◆ STATED GOAL ◆
Give the number of lines containing "marker" in this listing, with no other words.

◆ RECORDS SUPPLIED ◆
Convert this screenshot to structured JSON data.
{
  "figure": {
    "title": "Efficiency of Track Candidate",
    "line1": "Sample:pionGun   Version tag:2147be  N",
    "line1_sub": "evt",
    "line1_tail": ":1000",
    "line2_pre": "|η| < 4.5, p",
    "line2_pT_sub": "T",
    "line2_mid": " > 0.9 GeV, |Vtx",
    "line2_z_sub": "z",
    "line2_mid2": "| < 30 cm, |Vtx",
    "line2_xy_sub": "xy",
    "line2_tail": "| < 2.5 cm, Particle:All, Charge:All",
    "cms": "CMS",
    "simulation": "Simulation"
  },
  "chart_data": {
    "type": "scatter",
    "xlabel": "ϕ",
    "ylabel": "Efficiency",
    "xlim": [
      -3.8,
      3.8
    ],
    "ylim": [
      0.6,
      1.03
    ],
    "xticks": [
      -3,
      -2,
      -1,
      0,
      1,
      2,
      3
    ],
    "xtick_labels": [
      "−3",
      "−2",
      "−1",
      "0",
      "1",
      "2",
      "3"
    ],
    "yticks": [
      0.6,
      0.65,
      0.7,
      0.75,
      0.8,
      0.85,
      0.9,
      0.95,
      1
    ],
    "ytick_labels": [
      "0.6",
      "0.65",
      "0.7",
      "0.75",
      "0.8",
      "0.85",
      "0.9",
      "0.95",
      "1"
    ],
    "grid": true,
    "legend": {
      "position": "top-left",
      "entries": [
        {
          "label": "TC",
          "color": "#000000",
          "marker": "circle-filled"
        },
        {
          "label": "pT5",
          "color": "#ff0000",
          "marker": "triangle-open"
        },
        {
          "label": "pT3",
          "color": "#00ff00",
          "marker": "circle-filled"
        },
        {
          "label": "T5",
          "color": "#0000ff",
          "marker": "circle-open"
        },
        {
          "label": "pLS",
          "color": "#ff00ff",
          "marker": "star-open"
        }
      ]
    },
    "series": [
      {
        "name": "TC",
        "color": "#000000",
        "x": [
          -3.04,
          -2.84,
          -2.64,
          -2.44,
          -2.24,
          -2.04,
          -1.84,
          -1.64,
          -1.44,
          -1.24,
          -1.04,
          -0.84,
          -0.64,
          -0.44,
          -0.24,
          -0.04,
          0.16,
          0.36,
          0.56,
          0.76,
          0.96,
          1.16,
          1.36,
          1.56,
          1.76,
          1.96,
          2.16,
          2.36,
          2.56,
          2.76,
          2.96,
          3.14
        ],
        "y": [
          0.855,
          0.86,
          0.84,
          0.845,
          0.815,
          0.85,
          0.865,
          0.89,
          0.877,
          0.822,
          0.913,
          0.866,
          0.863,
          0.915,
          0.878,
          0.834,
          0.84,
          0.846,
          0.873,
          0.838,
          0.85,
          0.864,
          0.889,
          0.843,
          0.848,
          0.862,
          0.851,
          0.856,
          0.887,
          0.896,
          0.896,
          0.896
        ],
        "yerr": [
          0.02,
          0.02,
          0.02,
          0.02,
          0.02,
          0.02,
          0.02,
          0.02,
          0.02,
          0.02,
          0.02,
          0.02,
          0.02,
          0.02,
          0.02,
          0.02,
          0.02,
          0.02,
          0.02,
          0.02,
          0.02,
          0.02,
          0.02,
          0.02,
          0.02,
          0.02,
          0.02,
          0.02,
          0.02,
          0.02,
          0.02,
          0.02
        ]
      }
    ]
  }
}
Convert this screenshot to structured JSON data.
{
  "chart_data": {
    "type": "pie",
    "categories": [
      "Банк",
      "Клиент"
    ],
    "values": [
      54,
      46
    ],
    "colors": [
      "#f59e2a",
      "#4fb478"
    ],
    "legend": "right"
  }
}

◆ THE ANSWER ◆
5